Records from a data source
________________

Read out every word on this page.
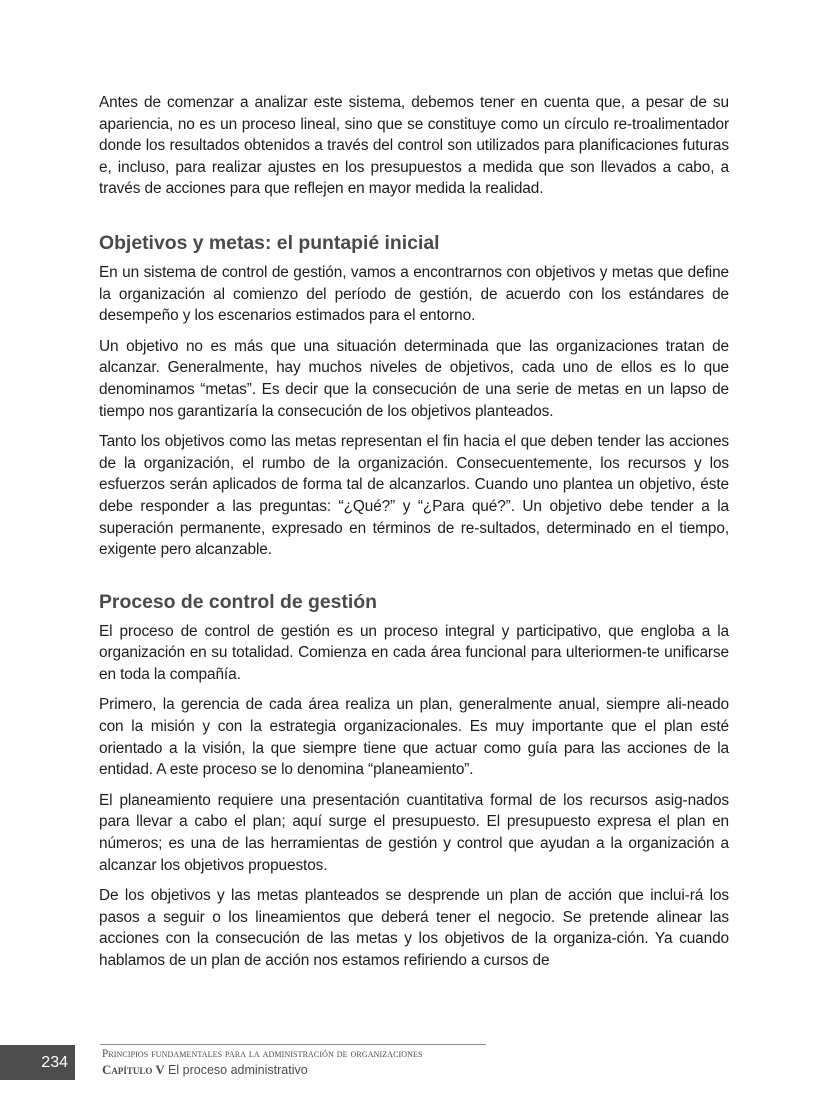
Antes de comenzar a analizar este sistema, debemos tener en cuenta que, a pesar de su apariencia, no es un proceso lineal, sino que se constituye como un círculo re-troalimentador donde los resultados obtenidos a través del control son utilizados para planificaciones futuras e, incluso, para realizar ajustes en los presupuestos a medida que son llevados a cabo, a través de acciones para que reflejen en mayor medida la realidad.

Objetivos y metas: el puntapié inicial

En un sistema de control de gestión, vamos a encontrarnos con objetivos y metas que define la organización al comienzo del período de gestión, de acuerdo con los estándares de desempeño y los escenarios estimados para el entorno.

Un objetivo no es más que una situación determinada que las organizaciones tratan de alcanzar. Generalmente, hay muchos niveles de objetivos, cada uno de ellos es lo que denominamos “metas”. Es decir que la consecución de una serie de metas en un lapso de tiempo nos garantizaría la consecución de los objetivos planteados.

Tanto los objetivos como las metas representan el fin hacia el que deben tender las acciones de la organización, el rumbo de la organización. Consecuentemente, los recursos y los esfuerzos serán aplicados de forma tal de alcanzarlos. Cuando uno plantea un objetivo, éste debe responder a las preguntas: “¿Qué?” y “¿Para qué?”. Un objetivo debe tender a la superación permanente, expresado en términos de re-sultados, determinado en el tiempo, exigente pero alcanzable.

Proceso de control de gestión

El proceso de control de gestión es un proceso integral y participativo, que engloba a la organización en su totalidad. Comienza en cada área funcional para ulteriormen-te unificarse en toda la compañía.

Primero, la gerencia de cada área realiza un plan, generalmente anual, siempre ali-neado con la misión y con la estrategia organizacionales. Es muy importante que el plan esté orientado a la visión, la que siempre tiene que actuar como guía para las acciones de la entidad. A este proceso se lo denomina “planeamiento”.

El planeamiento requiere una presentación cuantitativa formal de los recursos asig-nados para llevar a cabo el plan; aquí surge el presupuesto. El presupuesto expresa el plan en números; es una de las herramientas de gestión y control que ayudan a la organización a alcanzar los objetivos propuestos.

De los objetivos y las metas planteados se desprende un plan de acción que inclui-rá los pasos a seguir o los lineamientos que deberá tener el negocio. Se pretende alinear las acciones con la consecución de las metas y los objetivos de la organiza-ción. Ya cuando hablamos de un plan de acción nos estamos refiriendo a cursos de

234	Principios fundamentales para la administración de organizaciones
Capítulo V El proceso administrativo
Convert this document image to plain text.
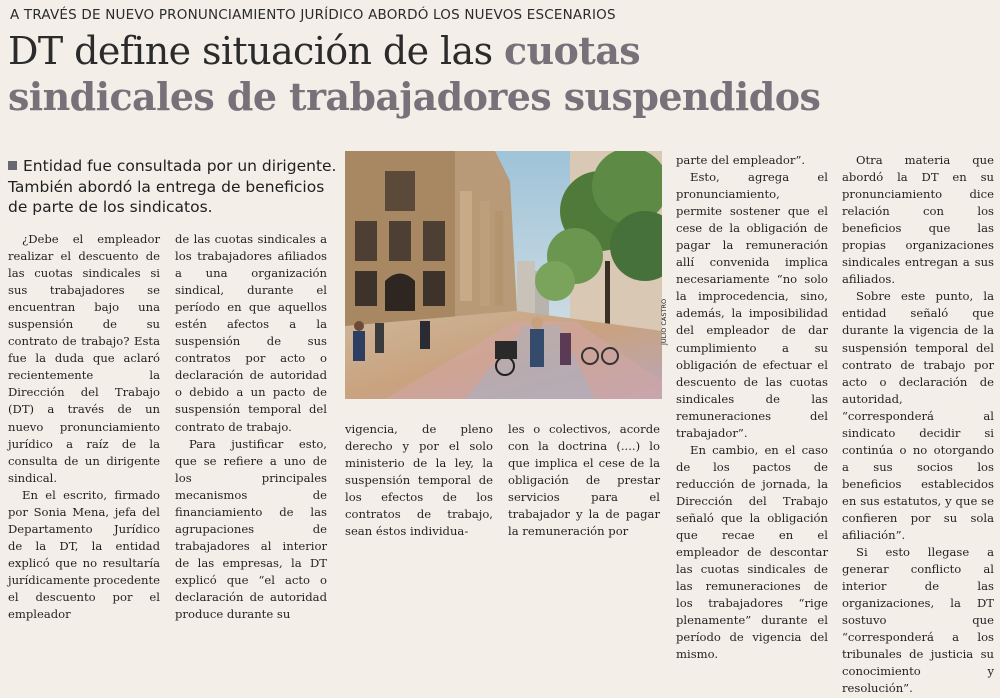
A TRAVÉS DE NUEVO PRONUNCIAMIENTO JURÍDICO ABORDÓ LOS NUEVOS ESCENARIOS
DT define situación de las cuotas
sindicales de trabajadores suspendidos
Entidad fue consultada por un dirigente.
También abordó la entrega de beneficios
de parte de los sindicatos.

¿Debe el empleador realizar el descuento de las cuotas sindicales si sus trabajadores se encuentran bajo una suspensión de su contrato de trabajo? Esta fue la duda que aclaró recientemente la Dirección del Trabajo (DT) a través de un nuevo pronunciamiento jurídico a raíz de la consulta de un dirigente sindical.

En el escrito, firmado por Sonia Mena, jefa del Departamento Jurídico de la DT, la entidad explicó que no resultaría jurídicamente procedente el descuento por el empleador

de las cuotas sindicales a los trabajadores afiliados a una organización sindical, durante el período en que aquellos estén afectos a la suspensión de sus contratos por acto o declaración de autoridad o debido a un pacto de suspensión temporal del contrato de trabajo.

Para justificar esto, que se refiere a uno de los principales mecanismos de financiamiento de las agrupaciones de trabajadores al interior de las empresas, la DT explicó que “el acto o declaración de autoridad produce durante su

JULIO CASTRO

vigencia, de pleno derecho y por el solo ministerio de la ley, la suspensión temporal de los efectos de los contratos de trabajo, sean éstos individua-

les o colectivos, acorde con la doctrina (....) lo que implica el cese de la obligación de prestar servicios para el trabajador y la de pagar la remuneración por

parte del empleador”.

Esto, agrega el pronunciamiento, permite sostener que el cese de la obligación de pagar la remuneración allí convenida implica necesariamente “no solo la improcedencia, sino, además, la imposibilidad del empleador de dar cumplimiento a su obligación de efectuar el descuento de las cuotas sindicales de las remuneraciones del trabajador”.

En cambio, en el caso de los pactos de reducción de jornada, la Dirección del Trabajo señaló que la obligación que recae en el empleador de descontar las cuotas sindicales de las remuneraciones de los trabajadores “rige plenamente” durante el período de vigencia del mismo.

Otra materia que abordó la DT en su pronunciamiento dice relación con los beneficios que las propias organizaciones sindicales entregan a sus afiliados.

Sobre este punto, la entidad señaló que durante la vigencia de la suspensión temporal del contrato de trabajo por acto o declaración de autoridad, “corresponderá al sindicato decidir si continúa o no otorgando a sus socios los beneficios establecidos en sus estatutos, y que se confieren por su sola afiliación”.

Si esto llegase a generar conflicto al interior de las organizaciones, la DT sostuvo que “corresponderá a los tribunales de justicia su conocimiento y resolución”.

________________

### Goal
Transcribe each entry above exactly, apart from the pictures.

### Reply
Read out every word on this page.
Antes de comenzar a analizar este sistema, debemos tener en cuenta que, a pesar de su apariencia, no es un proceso lineal, sino que se constituye como un círculo re-troalimentador donde los resultados obtenidos a través del control son utilizados para planificaciones futuras e, incluso, para realizar ajustes en los presupuestos a medida que son llevados a cabo, a través de acciones para que reflejen en mayor medida la realidad.

Objetivos y metas: el puntapié inicial

En un sistema de control de gestión, vamos a encontrarnos con objetivos y metas que define la organización al comienzo del período de gestión, de acuerdo con los estándares de desempeño y los escenarios estimados para el entorno.

Un objetivo no es más que una situación determinada que las organizaciones tratan de alcanzar. Generalmente, hay muchos niveles de objetivos, cada uno de ellos es lo que denominamos “metas”. Es decir que la consecución de una serie de metas en un lapso de tiempo nos garantizaría la consecución de los objetivos planteados.

Tanto los objetivos como las metas representan el fin hacia el que deben tender las acciones de la organización, el rumbo de la organización. Consecuentemente, los recursos y los esfuerzos serán aplicados de forma tal de alcanzarlos. Cuando uno plantea un objetivo, éste debe responder a las preguntas: “¿Qué?” y “¿Para qué?”. Un objetivo debe tender a la superación permanente, expresado en términos de re-sultados, determinado en el tiempo, exigente pero alcanzable.

Proceso de control de gestión

El proceso de control de gestión es un proceso integral y participativo, que engloba a la organización en su totalidad. Comienza en cada área funcional para ulteriormen-te unificarse en toda la compañía.

Primero, la gerencia de cada área realiza un plan, generalmente anual, siempre ali-neado con la misión y con la estrategia organizacionales. Es muy importante que el plan esté orientado a la visión, la que siempre tiene que actuar como guía para las acciones de la entidad. A este proceso se lo denomina “planeamiento”.

El planeamiento requiere una presentación cuantitativa formal de los recursos asig-nados para llevar a cabo el plan; aquí surge el presupuesto. El presupuesto expresa el plan en números; es una de las herramientas de gestión y control que ayudan a la organización a alcanzar los objetivos propuestos.

De los objetivos y las metas planteados se desprende un plan de acción que inclui-rá los pasos a seguir o los lineamientos que deberá tener el negocio. Se pretende alinear las acciones con la consecución de las metas y los objetivos de la organiza-ción. Ya cuando hablamos de un plan de acción nos estamos refiriendo a cursos de

234	Principios fundamentales para la administración de organizaciones
Capítulo V El proceso administrativo
Convert this document image to plain text.
A TRAVÉS DE NUEVO PRONUNCIAMIENTO JURÍDICO ABORDÓ LOS NUEVOS ESCENARIOS
DT define situación de las cuotas
sindicales de trabajadores suspendidos
Entidad fue consultada por un dirigente.
También abordó la entrega de beneficios
de parte de los sindicatos.

¿Debe el empleador realizar el descuento de las cuotas sindicales si sus trabajadores se encuentran bajo una suspensión de su contrato de trabajo? Esta fue la duda que aclaró recientemente la Dirección del Trabajo (DT) a través de un nuevo pronunciamiento jurídico a raíz de la consulta de un dirigente sindical.

En el escrito, firmado por Sonia Mena, jefa del Departamento Jurídico de la DT, la entidad explicó que no resultaría jurídicamente procedente el descuento por el empleador

de las cuotas sindicales a los trabajadores afiliados a una organización sindical, durante el período en que aquellos estén afectos a la suspensión de sus contratos por acto o declaración de autoridad o debido a un pacto de suspensión temporal del contrato de trabajo.

Para justificar esto, que se refiere a uno de los principales mecanismos de financiamiento de las agrupaciones de trabajadores al interior de las empresas, la DT explicó que “el acto o declaración de autoridad produce durante su

JULIO CASTRO

vigencia, de pleno derecho y por el solo ministerio de la ley, la suspensión temporal de los efectos de los contratos de trabajo, sean éstos individua-

les o colectivos, acorde con la doctrina (....) lo que implica el cese de la obligación de prestar servicios para el trabajador y la de pagar la remuneración por

parte del empleador”.

Esto, agrega el pronunciamiento, permite sostener que el cese de la obligación de pagar la remuneración allí convenida implica necesariamente “no solo la improcedencia, sino, además, la imposibilidad del empleador de dar cumplimiento a su obligación de efectuar el descuento de las cuotas sindicales de las remuneraciones del trabajador”.

En cambio, en el caso de los pactos de reducción de jornada, la Dirección del Trabajo señaló que la obligación que recae en el empleador de descontar las cuotas sindicales de las remuneraciones de los trabajadores “rige plenamente” durante el período de vigencia del mismo.

Otra materia que abordó la DT en su pronunciamiento dice relación con los beneficios que las propias organizaciones sindicales entregan a sus afiliados.

Sobre este punto, la entidad señaló que durante la vigencia de la suspensión temporal del contrato de trabajo por acto o declaración de autoridad, “corresponderá al sindicato decidir si continúa o no otorgando a sus socios los beneficios establecidos en sus estatutos, y que se confieren por su sola afiliación”.

Si esto llegase a generar conflicto al interior de las organizaciones, la DT sostuvo que “corresponderá a los tribunales de justicia su conocimiento y resolución”.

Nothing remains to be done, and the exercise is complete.